(Dataset items)
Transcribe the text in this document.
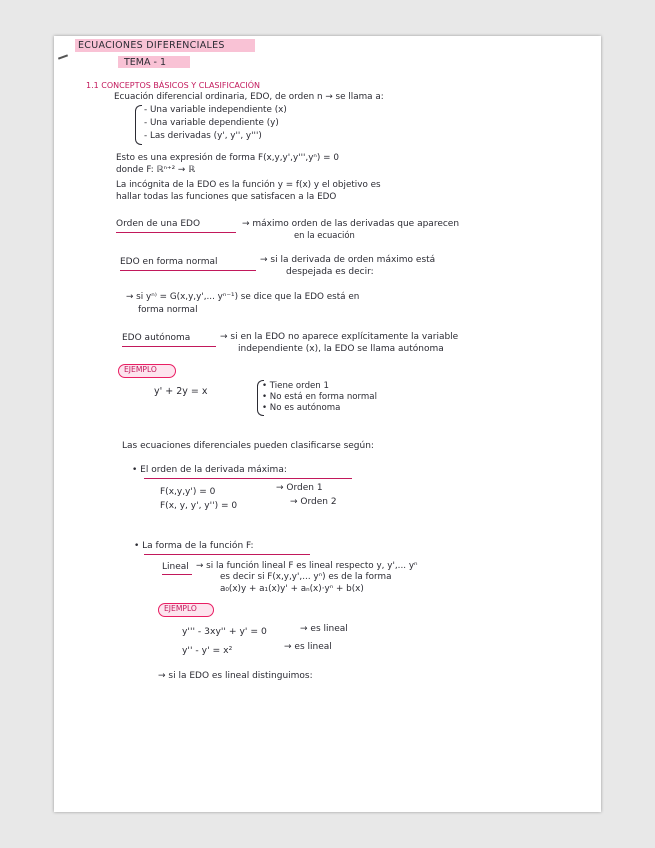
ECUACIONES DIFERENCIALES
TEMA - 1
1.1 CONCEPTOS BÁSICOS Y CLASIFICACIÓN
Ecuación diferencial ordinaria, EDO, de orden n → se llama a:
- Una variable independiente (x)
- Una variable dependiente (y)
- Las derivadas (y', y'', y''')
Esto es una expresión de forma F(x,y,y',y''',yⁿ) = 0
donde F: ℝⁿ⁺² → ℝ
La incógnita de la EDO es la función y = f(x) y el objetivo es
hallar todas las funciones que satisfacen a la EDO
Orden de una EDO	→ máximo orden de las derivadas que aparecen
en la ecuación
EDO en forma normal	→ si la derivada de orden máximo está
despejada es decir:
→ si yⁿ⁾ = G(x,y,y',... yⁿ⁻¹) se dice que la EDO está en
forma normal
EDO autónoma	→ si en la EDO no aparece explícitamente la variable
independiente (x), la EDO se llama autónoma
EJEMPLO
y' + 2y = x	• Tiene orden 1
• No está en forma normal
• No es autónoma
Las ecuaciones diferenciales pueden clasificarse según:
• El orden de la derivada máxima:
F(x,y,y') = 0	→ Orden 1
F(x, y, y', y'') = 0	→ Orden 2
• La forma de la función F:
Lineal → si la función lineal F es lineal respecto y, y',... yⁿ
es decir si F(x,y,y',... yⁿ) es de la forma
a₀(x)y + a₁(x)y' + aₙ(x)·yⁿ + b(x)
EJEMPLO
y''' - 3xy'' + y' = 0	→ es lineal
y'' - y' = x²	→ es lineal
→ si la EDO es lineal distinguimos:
--
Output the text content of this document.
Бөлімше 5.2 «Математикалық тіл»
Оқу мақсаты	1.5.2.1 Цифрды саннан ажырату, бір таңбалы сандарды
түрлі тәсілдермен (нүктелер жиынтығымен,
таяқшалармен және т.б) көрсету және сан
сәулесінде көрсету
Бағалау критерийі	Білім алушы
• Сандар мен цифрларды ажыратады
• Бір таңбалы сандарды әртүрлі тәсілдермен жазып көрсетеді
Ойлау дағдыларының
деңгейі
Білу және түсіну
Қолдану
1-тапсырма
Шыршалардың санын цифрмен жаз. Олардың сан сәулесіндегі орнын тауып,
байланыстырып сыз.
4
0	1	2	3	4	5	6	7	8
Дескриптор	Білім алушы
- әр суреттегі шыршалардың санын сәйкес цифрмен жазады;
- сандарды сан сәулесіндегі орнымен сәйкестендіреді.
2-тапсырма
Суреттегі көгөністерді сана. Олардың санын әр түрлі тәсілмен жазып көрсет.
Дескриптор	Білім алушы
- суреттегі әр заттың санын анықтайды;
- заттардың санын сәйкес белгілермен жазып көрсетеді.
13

▶ WHAT TO PRODUCE
Look through the material and copy each line that has "variable".

▶ RESPONSE
- Una variable independiente (x)
- Una variable dependiente (y)
EDO autónoma	→ si en la EDO no aparece explícitamente la variable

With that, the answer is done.